- **Exercise goal**
Scan the material below for the string "this", and copy every line where it shows up.

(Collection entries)
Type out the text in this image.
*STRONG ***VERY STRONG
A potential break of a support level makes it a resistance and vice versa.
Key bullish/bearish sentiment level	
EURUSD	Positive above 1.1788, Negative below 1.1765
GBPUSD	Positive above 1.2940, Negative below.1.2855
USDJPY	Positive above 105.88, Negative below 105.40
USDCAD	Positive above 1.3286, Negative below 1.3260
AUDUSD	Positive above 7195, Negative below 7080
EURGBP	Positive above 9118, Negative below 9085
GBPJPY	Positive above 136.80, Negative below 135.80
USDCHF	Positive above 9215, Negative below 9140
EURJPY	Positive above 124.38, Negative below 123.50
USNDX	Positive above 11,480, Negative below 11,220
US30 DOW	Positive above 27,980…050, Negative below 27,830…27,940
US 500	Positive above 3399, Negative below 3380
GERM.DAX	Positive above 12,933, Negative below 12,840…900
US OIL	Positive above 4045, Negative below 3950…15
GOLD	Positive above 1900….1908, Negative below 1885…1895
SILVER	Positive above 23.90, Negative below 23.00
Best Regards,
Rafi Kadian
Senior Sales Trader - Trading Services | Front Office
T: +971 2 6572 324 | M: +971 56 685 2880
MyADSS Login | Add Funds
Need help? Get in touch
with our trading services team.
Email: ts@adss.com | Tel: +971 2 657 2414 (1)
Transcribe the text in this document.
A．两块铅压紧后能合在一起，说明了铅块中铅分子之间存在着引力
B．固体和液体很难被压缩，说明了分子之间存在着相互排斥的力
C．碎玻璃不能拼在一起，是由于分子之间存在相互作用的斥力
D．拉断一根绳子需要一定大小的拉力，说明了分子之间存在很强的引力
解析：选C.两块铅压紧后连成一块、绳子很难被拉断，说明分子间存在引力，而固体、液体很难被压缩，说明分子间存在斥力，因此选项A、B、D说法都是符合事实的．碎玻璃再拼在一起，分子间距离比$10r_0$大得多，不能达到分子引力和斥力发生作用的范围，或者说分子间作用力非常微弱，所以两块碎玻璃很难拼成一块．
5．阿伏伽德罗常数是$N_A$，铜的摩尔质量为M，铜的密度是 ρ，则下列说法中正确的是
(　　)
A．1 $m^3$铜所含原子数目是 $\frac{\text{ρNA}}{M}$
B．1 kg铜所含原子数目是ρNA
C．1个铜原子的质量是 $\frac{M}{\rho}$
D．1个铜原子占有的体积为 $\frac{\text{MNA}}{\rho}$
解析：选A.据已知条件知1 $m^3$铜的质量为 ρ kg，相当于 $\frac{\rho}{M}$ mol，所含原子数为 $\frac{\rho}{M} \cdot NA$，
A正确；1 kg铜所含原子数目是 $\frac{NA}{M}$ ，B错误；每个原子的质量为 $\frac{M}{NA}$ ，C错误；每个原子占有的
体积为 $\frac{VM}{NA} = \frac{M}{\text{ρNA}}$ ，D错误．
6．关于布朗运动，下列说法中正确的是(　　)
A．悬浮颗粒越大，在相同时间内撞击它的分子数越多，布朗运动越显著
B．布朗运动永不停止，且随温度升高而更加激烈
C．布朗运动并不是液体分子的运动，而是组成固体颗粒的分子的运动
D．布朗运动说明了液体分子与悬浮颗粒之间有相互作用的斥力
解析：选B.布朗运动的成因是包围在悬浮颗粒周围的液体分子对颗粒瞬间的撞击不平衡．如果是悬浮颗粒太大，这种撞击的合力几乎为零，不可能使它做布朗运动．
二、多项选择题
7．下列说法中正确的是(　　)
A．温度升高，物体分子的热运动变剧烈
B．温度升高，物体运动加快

- **Exercise result**
Type out the text in this image.
Transcribe the text in this document.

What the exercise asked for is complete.